**RAW RECORDS**
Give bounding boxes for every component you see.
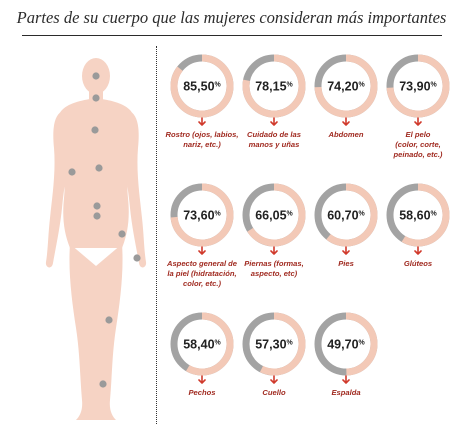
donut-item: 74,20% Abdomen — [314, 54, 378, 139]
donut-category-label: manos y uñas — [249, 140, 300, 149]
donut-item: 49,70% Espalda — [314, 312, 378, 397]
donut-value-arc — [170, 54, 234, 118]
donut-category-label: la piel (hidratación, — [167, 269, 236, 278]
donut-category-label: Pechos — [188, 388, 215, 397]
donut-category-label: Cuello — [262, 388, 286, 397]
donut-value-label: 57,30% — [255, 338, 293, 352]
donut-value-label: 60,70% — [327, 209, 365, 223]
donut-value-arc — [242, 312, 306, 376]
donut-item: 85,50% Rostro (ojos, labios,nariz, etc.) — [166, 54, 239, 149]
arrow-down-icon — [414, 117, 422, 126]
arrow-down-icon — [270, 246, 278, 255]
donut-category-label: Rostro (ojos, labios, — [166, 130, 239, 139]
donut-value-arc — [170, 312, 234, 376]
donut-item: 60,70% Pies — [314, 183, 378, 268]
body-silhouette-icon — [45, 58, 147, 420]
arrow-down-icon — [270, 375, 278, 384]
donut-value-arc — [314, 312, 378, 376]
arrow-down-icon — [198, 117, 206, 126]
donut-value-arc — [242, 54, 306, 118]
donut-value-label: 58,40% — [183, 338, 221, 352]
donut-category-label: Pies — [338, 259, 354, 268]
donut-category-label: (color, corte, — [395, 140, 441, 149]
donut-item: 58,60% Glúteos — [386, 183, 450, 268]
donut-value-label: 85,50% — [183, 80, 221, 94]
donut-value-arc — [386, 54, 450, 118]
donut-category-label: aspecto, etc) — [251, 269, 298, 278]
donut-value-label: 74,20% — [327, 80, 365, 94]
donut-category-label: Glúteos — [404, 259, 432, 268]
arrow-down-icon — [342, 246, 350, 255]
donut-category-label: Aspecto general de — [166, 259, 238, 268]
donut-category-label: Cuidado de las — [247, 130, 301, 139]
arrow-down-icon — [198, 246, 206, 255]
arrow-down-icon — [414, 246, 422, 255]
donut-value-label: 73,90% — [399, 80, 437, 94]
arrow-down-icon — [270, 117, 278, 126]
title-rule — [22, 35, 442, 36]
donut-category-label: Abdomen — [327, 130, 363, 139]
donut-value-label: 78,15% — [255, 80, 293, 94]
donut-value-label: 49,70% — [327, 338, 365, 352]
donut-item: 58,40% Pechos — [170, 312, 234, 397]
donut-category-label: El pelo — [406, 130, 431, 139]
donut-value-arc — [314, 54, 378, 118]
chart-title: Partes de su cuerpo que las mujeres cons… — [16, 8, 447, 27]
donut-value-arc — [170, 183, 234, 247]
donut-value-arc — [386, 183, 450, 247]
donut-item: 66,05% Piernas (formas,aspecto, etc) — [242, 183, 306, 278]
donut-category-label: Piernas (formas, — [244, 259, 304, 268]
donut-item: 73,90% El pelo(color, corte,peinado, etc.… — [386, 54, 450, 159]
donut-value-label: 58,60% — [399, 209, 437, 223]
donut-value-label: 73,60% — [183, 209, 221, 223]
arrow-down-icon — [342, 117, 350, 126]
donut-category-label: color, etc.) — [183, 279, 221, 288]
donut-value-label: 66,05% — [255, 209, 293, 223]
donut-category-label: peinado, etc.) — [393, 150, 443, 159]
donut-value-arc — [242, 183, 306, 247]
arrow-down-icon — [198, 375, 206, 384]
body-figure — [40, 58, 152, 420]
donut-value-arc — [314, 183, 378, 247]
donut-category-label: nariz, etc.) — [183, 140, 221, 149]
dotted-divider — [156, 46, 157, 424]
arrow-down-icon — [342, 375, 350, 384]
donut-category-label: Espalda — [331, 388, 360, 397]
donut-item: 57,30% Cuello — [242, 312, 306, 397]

**REQUEST**
Turn the material above into a numbered list with one line per item, skipping blank lines and leaving out the picture.

**ANSWER TO THIS EXERCISE**
1. Give bounding boxes for every component you see.
2. donut-item: 74,20% Abdomen — [314, 54, 378, 139]
3. donut-category-label: manos y uñas — [249, 140, 300, 149]
4. donut-item: 49,70% Espalda — [314, 312, 378, 397]
5. donut-value-arc — [170, 54, 234, 118]
6. donut-category-label: la piel (hidratación, — [167, 269, 236, 278]
7. donut-category-label: Pechos — [188, 388, 215, 397]
8. donut-category-label: Cuello — [262, 388, 286, 397]
9. donut-value-label: 57,30% — [255, 338, 293, 352]
10. donut-value-label: 60,70% — [327, 209, 365, 223]
11. donut-value-arc — [242, 312, 306, 376]
12. donut-item: 85,50% Rostro (ojos, labios,nariz, etc.) — [166, 54, 239, 149]
13. arrow-down-icon — [414, 117, 422, 126]
14. arrow-down-icon — [270, 246, 278, 255]
15. donut-category-label: Rostro (ojos, labios, — [166, 130, 239, 139]
16. donut-value-arc — [170, 312, 234, 376]
17. donut-item: 60,70% Pies — [314, 183, 378, 268]
18. body-silhouette-icon — [45, 58, 147, 420]
19. arrow-down-icon — [270, 375, 278, 384]
20. donut-value-arc — [314, 312, 378, 376]
21. arrow-down-icon — [198, 117, 206, 126]
22. donut-value-arc — [242, 54, 306, 118]
23. donut-value-label: 58,40% — [183, 338, 221, 352]
24. donut-category-label: Pies — [338, 259, 354, 268]
25. donut-category-label: (color, corte, — [395, 140, 441, 149]
26. donut-item: 58,60% Glúteos — [386, 183, 450, 268]
27. donut-value-label: 85,50% — [183, 80, 221, 94]
28. donut-value-arc — [386, 54, 450, 118]
29. donut-category-label: aspecto, etc) — [251, 269, 298, 278]
30. donut-value-label: 74,20% — [327, 80, 365, 94]
31. donut-category-label: Glúteos — [404, 259, 432, 268]
32. arrow-down-icon — [342, 246, 350, 255]
33. donut-category-label: Aspecto general de — [166, 259, 238, 268]
34. donut-category-label: Cuidado de las — [247, 130, 301, 139]
35. arrow-down-icon — [198, 246, 206, 255]
36. arrow-down-icon — [414, 246, 422, 255]
37. donut-value-label: 73,90% — [399, 80, 437, 94]
38. arrow-down-icon — [270, 117, 278, 126]
39. title-rule — [22, 35, 442, 36]
40. donut-category-label: Abdomen — [327, 130, 363, 139]
41. donut-value-label: 78,15% — [255, 80, 293, 94]
42. donut-value-label: 49,70% — [327, 338, 365, 352]
43. donut-item: 58,40% Pechos — [170, 312, 234, 397]
44. donut-category-label: El pelo — [406, 130, 431, 139]
45. donut-value-arc — [314, 54, 378, 118]
46. chart-title: Partes de su cuerpo que las mujeres cons… — [16, 8, 447, 27]
47. donut-value-arc — [170, 183, 234, 247]
48. donut-value-arc — [386, 183, 450, 247]
49. donut-item: 66,05% Piernas (formas,aspecto, etc) — [242, 183, 306, 278]
50. donut-category-label: Piernas (formas, — [244, 259, 304, 268]
51. donut-item: 73,90% El pelo(color, corte,peinado, etc.… — [386, 54, 450, 159]
52. donut-value-label: 58,60% — [399, 209, 437, 223]
53. donut-value-label: 73,60% — [183, 209, 221, 223]
54. arrow-down-icon — [342, 117, 350, 126]
55. donut-category-label: color, etc.) — [183, 279, 221, 288]
56. donut-value-label: 66,05% — [255, 209, 293, 223]
57. donut-category-label: peinado, etc.) — [393, 150, 443, 159]
58. donut-value-arc — [242, 183, 306, 247]
59. arrow-down-icon — [198, 375, 206, 384]
60. body-figure — [40, 58, 152, 420]
61. donut-value-arc — [314, 183, 378, 247]
62. donut-category-label: nariz, etc.) — [183, 140, 221, 149]
63. dotted-divider — [156, 46, 157, 424]
64. arrow-down-icon — [342, 375, 350, 384]
65. donut-category-label: Espalda — [331, 388, 360, 397]
66. donut-item: 57,30% Cuello — [242, 312, 306, 397]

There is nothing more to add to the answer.